Stored records:
____________
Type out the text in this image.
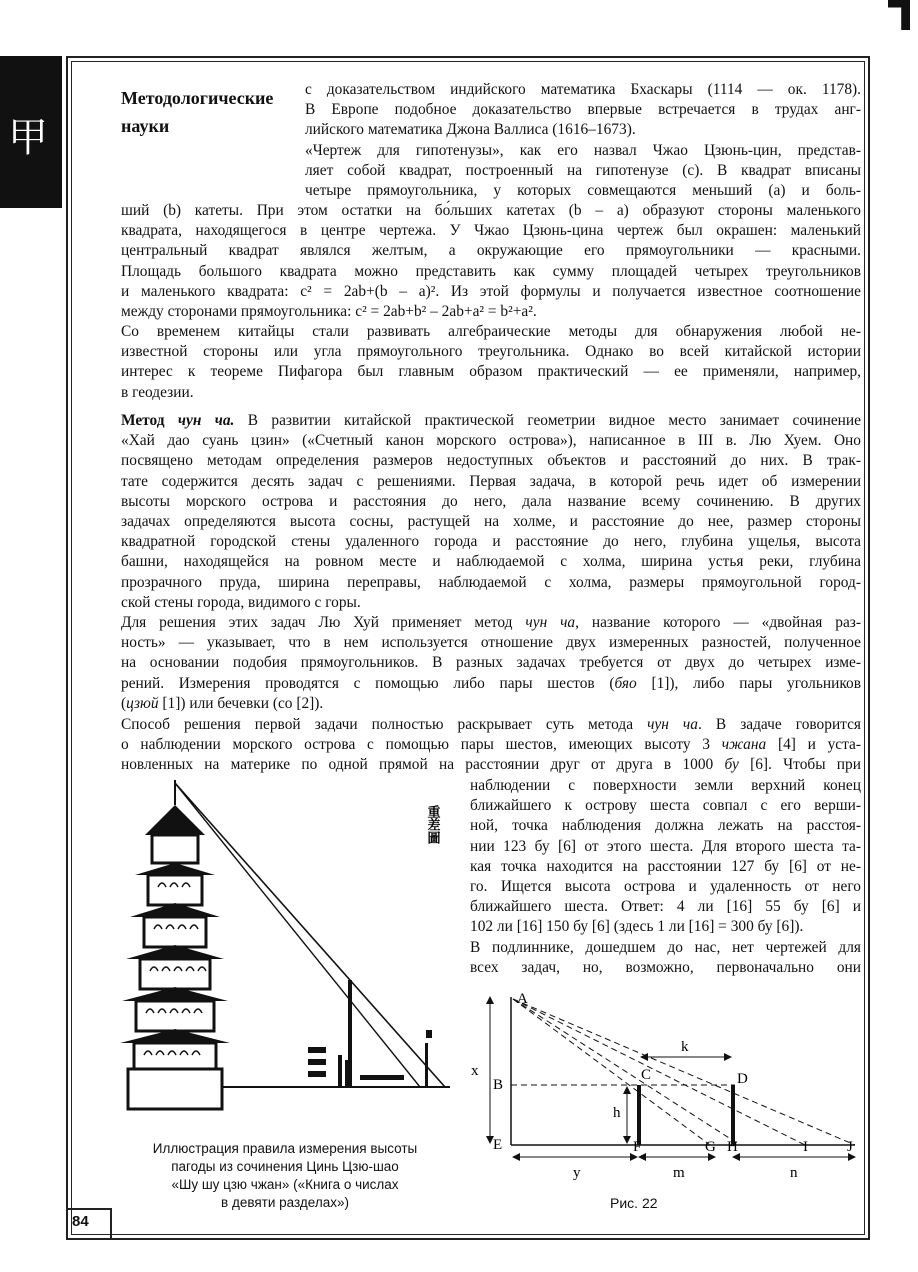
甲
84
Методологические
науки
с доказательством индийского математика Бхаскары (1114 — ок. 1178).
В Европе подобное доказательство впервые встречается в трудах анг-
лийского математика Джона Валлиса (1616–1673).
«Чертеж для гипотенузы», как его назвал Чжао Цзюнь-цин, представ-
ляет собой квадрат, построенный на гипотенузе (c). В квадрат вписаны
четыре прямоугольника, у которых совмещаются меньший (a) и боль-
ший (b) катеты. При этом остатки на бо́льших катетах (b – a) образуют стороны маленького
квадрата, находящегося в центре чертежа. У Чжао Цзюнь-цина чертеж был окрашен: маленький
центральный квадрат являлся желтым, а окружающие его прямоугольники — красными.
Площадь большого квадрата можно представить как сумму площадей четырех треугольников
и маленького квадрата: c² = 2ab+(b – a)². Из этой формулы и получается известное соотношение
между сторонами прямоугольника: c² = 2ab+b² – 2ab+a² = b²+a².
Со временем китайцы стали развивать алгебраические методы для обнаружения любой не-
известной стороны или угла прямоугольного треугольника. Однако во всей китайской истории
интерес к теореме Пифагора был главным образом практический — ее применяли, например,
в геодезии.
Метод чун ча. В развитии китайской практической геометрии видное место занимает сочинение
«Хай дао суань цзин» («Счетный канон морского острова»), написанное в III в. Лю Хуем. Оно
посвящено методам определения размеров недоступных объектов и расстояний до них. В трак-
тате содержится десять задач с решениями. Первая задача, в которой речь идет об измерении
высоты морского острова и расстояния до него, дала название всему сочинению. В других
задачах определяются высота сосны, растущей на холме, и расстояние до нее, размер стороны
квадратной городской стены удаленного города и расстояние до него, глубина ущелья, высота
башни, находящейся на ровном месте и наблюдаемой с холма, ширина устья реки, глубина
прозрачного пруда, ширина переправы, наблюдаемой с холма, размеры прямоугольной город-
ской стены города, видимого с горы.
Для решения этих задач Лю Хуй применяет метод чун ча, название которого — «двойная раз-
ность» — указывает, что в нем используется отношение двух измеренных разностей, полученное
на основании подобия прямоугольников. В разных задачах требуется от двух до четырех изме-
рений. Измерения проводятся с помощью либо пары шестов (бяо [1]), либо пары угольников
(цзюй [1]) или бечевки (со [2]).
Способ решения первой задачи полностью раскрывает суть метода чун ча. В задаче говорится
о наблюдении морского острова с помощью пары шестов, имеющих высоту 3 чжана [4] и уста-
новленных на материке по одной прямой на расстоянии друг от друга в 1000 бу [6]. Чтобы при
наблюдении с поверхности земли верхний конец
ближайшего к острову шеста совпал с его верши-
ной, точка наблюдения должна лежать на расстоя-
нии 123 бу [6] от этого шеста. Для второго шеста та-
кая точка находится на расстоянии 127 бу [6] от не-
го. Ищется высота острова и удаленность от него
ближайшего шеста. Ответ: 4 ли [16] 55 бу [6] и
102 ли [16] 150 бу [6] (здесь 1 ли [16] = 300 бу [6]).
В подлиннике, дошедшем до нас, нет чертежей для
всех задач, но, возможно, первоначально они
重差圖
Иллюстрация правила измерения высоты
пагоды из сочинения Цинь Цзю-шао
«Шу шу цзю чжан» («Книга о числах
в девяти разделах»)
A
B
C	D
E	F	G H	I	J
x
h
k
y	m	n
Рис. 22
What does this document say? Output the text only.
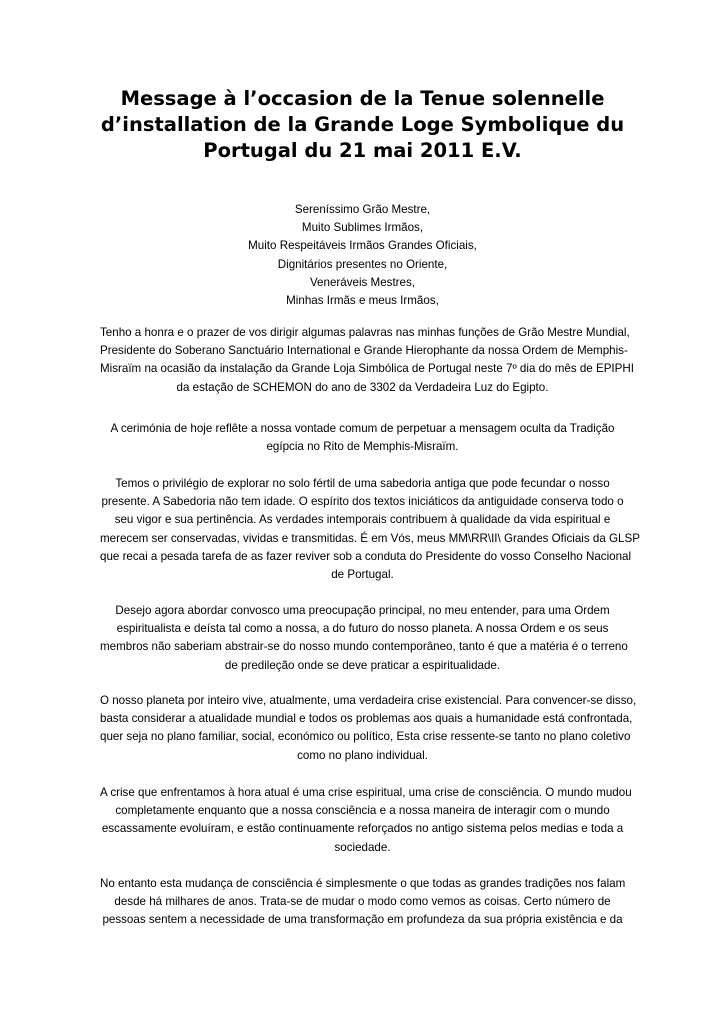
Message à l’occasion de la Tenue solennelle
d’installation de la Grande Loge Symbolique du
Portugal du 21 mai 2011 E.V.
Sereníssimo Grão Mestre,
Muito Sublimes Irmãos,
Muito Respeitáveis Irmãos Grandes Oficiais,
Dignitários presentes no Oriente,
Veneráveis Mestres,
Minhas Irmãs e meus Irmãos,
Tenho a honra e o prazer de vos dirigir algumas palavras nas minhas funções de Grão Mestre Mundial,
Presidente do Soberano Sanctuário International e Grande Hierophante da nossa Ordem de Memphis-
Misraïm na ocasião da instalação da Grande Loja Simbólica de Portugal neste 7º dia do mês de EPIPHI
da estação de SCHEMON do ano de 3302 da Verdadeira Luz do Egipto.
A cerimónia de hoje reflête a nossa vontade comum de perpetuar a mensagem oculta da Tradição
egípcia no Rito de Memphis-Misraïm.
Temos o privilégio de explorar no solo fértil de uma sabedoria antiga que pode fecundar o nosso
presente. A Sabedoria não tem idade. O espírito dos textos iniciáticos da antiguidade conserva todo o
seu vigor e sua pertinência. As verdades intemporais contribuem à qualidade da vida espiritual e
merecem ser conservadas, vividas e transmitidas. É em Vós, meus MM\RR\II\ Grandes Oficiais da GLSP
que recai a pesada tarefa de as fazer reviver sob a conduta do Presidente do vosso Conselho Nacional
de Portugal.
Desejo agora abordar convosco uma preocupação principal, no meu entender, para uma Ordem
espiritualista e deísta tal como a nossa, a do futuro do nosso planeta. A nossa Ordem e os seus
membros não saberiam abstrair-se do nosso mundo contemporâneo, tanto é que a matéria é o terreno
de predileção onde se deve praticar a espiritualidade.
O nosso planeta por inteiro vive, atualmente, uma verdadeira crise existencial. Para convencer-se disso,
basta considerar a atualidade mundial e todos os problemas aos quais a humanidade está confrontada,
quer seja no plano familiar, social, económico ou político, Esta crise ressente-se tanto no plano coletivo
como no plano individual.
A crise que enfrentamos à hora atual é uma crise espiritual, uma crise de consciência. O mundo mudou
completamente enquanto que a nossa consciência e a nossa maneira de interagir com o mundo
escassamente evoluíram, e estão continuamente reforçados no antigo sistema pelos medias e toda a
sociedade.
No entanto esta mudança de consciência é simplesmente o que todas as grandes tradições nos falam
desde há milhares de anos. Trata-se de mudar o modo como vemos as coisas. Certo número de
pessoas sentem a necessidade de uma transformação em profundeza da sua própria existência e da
____________
Exercise prompt = Using the listing above, return all lines where the word "острова" occurs.

Full answer =
«Хай дао суань цзин» («Счетный канон морского острова»), написанное в III в. Лю Хуем. Оно
высоты морского острова и расстояния до него, дала название всему сочинению. В других
о наблюдении морского острова с помощью пары шестов, имеющих высоту 3 чжана [4] и уста-
го. Ищется высота острова и удаленность от него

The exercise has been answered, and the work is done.